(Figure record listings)
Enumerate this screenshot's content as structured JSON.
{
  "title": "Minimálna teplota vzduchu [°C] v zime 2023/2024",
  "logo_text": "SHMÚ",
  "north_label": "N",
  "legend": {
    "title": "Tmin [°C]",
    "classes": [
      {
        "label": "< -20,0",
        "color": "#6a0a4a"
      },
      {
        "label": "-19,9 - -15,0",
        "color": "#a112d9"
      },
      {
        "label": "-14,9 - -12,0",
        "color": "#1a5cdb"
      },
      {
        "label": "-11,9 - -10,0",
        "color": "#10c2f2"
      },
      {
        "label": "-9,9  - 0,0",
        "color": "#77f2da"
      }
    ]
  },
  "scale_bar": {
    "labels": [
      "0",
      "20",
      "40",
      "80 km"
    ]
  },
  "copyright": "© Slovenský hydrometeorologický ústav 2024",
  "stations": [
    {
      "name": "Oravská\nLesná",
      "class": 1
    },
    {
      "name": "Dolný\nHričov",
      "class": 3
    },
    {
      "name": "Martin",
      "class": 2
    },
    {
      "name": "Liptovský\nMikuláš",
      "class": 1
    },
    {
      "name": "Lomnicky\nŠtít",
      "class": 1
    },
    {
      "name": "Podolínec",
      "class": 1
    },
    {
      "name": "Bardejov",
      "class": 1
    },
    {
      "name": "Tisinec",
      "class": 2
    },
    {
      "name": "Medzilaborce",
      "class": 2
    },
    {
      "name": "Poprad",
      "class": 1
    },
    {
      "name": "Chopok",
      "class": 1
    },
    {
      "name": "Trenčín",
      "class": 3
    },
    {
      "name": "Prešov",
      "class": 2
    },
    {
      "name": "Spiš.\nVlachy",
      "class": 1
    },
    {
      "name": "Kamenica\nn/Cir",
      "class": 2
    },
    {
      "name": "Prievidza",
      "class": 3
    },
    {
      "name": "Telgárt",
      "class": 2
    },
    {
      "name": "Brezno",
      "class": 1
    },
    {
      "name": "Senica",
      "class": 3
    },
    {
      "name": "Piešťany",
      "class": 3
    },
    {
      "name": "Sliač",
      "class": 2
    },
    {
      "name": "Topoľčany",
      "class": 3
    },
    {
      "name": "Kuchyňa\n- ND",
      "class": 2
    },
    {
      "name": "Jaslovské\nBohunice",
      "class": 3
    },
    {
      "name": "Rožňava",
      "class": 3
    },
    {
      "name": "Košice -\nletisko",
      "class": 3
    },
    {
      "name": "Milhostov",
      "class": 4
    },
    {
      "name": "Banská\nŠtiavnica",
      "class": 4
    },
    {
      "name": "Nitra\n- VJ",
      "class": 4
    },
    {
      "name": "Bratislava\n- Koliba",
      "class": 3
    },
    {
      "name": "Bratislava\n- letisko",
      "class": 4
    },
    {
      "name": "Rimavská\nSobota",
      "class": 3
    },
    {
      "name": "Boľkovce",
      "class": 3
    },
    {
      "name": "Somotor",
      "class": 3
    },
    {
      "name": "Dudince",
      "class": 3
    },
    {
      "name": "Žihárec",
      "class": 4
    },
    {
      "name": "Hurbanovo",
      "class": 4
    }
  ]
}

# WHAT IS EXPECTED
Read the entries and select each line where the word "Bratislava" is found.

# WORKED SOLUTION
      "name": "Bratislava\n- Koliba",
      "name": "Bratislava\n- letisko",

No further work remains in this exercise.